**Task to complete**
Go through the entries below and copy each line containing the word "Healthcare".

**Input**
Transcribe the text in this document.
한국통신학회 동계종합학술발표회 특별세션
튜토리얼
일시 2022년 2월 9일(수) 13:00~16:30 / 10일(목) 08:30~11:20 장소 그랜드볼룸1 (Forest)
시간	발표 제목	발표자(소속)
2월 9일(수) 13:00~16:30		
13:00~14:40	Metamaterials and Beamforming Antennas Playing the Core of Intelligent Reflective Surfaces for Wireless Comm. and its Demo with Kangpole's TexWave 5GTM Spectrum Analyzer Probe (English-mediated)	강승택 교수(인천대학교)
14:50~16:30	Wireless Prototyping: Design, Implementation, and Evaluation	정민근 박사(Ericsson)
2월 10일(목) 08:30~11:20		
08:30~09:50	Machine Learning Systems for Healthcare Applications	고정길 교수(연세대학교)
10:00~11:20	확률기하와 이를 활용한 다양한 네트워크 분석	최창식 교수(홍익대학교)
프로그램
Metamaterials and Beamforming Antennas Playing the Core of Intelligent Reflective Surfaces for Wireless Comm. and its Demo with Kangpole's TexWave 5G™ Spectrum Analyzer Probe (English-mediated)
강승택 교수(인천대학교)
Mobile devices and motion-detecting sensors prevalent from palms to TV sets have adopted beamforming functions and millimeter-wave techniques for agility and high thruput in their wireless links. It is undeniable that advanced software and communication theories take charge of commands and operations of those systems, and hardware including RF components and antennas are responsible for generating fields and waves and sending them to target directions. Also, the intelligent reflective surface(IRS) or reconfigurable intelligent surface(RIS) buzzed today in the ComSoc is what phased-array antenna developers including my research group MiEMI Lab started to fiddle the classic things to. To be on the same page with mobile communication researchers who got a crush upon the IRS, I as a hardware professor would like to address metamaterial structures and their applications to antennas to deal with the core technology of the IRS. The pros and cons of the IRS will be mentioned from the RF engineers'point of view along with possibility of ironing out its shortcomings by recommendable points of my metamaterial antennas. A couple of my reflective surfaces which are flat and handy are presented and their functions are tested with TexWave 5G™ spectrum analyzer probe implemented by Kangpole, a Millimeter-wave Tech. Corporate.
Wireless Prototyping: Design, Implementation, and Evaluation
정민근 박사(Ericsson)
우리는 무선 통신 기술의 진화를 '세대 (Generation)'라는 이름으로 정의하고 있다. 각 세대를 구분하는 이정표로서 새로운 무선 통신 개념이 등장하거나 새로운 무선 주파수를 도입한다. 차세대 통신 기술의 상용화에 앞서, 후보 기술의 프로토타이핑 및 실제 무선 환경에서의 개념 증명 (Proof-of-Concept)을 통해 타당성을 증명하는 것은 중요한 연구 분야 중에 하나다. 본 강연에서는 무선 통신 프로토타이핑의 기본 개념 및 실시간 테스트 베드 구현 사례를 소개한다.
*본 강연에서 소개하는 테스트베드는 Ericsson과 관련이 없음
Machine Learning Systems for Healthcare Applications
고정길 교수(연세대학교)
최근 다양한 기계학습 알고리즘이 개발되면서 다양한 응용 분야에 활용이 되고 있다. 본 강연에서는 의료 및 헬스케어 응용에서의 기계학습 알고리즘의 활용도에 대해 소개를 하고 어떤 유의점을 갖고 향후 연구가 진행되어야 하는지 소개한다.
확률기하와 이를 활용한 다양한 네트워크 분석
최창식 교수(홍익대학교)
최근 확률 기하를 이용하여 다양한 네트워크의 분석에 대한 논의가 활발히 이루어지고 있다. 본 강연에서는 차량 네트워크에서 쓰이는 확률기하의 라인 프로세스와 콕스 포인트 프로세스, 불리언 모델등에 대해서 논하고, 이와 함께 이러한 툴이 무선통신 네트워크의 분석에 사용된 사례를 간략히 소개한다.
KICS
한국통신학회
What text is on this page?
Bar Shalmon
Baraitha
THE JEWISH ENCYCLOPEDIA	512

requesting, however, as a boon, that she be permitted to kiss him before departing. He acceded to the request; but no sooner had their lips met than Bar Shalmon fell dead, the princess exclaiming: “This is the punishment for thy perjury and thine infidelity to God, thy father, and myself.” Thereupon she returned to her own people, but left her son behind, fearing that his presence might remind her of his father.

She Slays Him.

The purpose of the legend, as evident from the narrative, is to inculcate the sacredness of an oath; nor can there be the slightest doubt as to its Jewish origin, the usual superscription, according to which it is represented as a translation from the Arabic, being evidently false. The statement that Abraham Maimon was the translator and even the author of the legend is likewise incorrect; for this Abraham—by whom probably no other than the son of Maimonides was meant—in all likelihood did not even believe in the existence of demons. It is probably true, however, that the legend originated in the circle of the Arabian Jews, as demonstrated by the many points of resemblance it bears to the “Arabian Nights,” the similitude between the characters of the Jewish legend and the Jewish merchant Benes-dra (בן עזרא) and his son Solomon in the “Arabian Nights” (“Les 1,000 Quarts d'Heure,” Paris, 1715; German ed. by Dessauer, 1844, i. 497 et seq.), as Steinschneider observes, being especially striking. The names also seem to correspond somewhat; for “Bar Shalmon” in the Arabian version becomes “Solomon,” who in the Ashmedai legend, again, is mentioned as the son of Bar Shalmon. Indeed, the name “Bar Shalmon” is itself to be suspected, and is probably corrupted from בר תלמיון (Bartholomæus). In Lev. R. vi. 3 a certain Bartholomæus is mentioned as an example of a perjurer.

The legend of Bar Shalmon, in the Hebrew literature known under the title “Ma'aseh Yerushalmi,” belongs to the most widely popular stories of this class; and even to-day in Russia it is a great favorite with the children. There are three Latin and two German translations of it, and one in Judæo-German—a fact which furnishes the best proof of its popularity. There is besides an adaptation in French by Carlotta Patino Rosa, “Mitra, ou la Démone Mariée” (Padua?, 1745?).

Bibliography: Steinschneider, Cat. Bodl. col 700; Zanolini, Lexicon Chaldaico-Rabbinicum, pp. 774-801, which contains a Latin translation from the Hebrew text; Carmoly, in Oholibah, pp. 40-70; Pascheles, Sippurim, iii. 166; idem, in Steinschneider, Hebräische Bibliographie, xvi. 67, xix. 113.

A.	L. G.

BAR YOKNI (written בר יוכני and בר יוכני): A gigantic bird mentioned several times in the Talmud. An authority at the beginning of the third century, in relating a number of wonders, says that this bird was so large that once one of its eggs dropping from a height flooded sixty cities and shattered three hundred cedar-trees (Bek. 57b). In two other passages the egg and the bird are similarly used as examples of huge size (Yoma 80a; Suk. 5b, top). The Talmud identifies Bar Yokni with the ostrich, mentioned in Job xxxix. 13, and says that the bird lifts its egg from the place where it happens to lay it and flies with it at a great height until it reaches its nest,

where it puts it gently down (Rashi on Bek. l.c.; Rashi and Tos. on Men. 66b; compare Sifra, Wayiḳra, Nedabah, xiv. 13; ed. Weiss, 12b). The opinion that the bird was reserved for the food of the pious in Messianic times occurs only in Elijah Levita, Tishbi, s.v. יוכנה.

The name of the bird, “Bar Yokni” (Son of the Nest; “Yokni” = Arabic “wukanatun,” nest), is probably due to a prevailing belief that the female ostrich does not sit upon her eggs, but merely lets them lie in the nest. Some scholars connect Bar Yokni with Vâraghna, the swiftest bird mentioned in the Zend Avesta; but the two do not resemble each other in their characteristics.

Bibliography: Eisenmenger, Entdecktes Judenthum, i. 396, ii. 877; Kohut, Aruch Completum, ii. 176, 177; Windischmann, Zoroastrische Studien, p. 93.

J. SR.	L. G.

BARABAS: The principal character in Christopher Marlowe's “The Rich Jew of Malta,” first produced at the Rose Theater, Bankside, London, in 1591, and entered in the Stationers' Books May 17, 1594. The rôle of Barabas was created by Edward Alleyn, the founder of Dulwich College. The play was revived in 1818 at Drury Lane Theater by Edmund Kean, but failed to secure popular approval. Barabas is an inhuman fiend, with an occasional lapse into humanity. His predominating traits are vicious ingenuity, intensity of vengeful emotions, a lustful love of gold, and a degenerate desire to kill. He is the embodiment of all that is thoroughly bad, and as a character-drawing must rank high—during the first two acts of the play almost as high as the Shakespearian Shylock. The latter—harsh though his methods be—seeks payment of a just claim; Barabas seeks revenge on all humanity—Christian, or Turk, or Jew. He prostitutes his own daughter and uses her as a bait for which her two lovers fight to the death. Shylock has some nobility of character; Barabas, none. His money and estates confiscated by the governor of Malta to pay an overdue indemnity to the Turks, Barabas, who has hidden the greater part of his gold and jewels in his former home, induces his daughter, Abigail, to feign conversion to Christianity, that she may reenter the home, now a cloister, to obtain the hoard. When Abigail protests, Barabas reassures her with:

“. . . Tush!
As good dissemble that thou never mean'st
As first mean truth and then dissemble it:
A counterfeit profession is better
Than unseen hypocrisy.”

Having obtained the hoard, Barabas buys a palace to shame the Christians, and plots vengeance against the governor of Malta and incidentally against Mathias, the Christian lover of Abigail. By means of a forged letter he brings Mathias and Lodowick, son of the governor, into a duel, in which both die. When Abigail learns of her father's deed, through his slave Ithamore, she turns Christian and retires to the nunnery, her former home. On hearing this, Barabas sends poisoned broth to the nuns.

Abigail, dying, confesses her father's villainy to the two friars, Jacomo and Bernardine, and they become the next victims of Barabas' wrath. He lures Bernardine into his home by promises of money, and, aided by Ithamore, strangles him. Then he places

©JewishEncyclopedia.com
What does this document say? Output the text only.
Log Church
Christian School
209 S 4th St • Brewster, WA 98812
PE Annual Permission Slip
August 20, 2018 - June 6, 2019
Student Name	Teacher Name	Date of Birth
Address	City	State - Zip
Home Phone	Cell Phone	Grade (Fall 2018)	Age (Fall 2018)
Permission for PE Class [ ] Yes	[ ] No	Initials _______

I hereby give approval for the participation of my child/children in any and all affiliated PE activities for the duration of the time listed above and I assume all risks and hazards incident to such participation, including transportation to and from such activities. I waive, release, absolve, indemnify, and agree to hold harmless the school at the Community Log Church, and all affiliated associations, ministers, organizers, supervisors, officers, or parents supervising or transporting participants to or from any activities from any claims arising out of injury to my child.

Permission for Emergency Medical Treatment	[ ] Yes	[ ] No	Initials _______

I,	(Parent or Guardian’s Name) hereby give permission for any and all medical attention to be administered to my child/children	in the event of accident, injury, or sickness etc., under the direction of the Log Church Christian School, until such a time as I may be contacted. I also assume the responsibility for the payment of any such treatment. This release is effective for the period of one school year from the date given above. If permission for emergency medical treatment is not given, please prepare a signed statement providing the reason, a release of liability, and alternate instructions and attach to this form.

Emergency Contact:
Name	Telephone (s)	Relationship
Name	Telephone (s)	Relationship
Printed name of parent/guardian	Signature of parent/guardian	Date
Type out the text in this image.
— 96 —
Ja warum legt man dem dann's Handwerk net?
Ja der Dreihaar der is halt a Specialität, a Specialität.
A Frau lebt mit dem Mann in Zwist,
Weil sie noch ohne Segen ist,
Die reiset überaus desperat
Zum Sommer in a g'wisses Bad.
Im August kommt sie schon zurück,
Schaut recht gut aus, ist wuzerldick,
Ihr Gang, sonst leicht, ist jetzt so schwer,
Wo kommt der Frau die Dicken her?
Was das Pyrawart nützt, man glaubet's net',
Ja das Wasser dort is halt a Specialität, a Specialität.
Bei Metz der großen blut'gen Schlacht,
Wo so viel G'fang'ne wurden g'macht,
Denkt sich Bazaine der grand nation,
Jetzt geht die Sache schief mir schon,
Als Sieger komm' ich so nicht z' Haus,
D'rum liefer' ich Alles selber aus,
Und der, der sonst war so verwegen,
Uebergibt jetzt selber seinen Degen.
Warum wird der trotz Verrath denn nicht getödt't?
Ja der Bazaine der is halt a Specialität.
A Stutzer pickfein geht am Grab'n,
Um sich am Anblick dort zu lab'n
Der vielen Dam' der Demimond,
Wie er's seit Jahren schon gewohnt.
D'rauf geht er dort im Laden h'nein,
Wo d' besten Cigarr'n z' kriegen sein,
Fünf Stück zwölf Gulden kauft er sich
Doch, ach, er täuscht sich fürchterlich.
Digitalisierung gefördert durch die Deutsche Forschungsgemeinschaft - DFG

**The solution**
08:30~09:50	Machine Learning Systems for Healthcare Applications	고정길 교수(연세대학교)
Machine Learning Systems for Healthcare Applications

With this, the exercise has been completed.